#### [Set problem]
Word for word, transcribe the lines below and drop the pictures.

--- start Dataset rows ---

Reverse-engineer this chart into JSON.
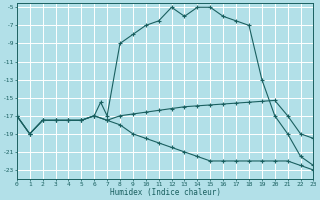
{
  "xlabel": "Humidex (Indice chaleur)",
  "bg_color": "#b2e0e8",
  "grid_color": "#ffffff",
  "line_color": "#1a6060",
  "x_ticks": [
    0,
    1,
    2,
    3,
    4,
    5,
    6,
    7,
    8,
    9,
    10,
    11,
    12,
    13,
    14,
    15,
    16,
    17,
    18,
    19,
    20,
    21,
    22,
    23
  ],
  "y_ticks": [
    -23,
    -21,
    -19,
    -17,
    -15,
    -13,
    -11,
    -9,
    -7,
    -5
  ],
  "xlim": [
    0,
    23
  ],
  "ylim": [
    -24.0,
    -4.5
  ],
  "series1_x": [
    0,
    1,
    2,
    3,
    4,
    5,
    6,
    6.5,
    7,
    8,
    9,
    10,
    11,
    12,
    13,
    14,
    15,
    16,
    17,
    18,
    19,
    20,
    21,
    22,
    23
  ],
  "series1_y": [
    -17,
    -19,
    -17.5,
    -17.5,
    -17.5,
    -17.5,
    -17,
    -15.5,
    -17,
    -9,
    -8,
    -7,
    -6.5,
    -5,
    -6,
    -5,
    -5,
    -6,
    -6.5,
    -7,
    -13,
    -17,
    -19,
    -21.5,
    -22.5
  ],
  "series2_x": [
    0,
    1,
    2,
    3,
    4,
    5,
    6,
    7,
    8,
    9,
    10,
    11,
    12,
    13,
    14,
    15,
    16,
    17,
    18,
    19,
    20,
    21,
    22,
    23
  ],
  "series2_y": [
    -17,
    -19,
    -17.5,
    -17.5,
    -17.5,
    -17.5,
    -17,
    -17.5,
    -17,
    -16.8,
    -16.6,
    -16.4,
    -16.2,
    -16,
    -15.9,
    -15.8,
    -15.7,
    -15.6,
    -15.5,
    -15.4,
    -15.3,
    -17,
    -19,
    -19.5
  ],
  "series3_x": [
    0,
    1,
    2,
    3,
    4,
    5,
    6,
    7,
    8,
    9,
    10,
    11,
    12,
    13,
    14,
    15,
    16,
    17,
    18,
    19,
    20,
    21,
    22,
    23
  ],
  "series3_y": [
    -17,
    -19,
    -17.5,
    -17.5,
    -17.5,
    -17.5,
    -17,
    -17.5,
    -18,
    -19,
    -19.5,
    -20,
    -20.5,
    -21,
    -21.5,
    -22,
    -22,
    -22,
    -22,
    -22,
    -22,
    -22,
    -22.5,
    -23
  ]
}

--- end Dataset rows ---

#### [Reply]
Reverse-engineer this chart into JSON.
{
  "xlabel": "Humidex (Indice chaleur)",
  "bg_color": "#b2e0e8",
  "grid_color": "#ffffff",
  "line_color": "#1a6060",
  "x_ticks": [
    0,
    1,
    2,
    3,
    4,
    5,
    6,
    7,
    8,
    9,
    10,
    11,
    12,
    13,
    14,
    15,
    16,
    17,
    18,
    19,
    20,
    21,
    22,
    23
  ],
  "y_ticks": [
    -23,
    -21,
    -19,
    -17,
    -15,
    -13,
    -11,
    -9,
    -7,
    -5
  ],
  "xlim": [
    0,
    23
  ],
  "ylim": [
    -24.0,
    -4.5
  ],
  "series1_x": [
    0,
    1,
    2,
    3,
    4,
    5,
    6,
    6.5,
    7,
    8,
    9,
    10,
    11,
    12,
    13,
    14,
    15,
    16,
    17,
    18,
    19,
    20,
    21,
    22,
    23
  ],
  "series1_y": [
    -17,
    -19,
    -17.5,
    -17.5,
    -17.5,
    -17.5,
    -17,
    -15.5,
    -17,
    -9,
    -8,
    -7,
    -6.5,
    -5,
    -6,
    -5,
    -5,
    -6,
    -6.5,
    -7,
    -13,
    -17,
    -19,
    -21.5,
    -22.5
  ],
  "series2_x": [
    0,
    1,
    2,
    3,
    4,
    5,
    6,
    7,
    8,
    9,
    10,
    11,
    12,
    13,
    14,
    15,
    16,
    17,
    18,
    19,
    20,
    21,
    22,
    23
  ],
  "series2_y": [
    -17,
    -19,
    -17.5,
    -17.5,
    -17.5,
    -17.5,
    -17,
    -17.5,
    -17,
    -16.8,
    -16.6,
    -16.4,
    -16.2,
    -16,
    -15.9,
    -15.8,
    -15.7,
    -15.6,
    -15.5,
    -15.4,
    -15.3,
    -17,
    -19,
    -19.5
  ],
  "series3_x": [
    0,
    1,
    2,
    3,
    4,
    5,
    6,
    7,
    8,
    9,
    10,
    11,
    12,
    13,
    14,
    15,
    16,
    17,
    18,
    19,
    20,
    21,
    22,
    23
  ],
  "series3_y": [
    -17,
    -19,
    -17.5,
    -17.5,
    -17.5,
    -17.5,
    -17,
    -17.5,
    -18,
    -19,
    -19.5,
    -20,
    -20.5,
    -21,
    -21.5,
    -22,
    -22,
    -22,
    -22,
    -22,
    -22,
    -22,
    -22.5,
    -23
  ]
}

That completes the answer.